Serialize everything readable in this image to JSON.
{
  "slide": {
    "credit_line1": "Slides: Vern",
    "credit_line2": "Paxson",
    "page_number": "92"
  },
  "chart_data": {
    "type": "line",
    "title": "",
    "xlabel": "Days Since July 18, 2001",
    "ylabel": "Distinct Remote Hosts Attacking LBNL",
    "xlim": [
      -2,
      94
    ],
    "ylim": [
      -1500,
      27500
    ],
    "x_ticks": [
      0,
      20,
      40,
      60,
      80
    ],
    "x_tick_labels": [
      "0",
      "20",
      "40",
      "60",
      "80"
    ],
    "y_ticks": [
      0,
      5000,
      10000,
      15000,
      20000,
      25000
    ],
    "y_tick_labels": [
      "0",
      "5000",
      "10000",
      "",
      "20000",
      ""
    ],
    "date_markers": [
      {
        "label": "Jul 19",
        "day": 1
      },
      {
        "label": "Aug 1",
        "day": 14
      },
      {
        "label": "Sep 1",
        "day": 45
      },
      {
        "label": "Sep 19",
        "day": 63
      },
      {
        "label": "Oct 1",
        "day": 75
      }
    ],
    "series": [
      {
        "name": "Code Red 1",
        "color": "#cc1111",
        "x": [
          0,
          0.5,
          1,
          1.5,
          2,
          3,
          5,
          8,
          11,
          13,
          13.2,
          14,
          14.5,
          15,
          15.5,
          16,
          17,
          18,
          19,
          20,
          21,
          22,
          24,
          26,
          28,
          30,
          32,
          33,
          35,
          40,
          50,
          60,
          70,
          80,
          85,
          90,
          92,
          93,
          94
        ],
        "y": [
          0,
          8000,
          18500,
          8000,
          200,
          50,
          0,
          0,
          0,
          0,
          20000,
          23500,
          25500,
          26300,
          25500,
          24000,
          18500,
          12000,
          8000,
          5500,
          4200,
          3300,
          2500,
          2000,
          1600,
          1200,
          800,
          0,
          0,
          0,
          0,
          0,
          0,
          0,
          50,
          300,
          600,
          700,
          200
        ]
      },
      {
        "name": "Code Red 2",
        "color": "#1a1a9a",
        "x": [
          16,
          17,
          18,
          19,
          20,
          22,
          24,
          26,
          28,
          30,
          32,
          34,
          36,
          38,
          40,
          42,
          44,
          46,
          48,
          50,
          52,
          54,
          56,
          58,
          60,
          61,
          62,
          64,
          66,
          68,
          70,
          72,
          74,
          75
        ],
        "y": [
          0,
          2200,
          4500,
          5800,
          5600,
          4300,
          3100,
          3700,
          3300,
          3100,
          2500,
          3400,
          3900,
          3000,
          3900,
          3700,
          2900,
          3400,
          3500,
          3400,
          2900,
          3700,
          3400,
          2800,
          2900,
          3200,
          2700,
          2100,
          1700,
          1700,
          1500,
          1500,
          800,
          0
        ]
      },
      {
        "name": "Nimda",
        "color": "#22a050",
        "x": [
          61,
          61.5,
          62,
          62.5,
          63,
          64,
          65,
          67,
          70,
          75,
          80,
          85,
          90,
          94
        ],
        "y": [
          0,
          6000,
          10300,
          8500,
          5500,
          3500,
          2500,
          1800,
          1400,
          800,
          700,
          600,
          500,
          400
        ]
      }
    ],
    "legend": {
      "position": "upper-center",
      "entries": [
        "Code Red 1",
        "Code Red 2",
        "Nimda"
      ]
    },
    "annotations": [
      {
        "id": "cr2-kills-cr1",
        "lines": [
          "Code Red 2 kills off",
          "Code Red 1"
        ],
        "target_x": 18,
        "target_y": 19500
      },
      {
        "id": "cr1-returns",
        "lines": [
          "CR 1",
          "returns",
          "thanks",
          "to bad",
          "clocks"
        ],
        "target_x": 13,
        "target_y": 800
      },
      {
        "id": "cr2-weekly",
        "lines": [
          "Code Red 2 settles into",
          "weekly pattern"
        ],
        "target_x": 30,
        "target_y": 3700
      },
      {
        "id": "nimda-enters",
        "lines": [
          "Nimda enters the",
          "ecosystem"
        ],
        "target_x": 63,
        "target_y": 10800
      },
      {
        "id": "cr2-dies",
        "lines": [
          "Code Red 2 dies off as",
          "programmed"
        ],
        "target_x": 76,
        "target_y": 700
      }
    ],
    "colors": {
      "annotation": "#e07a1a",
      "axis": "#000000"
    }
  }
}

========================

* [WHAT THE TASK REQUIRES]
Lines containing the word "name" must all be returned from the material above.

* [SOLUTION TO THE EXERCISE]
        "name": "Code Red 1",
        "name": "Code Red 2",
        "name": "Nimda",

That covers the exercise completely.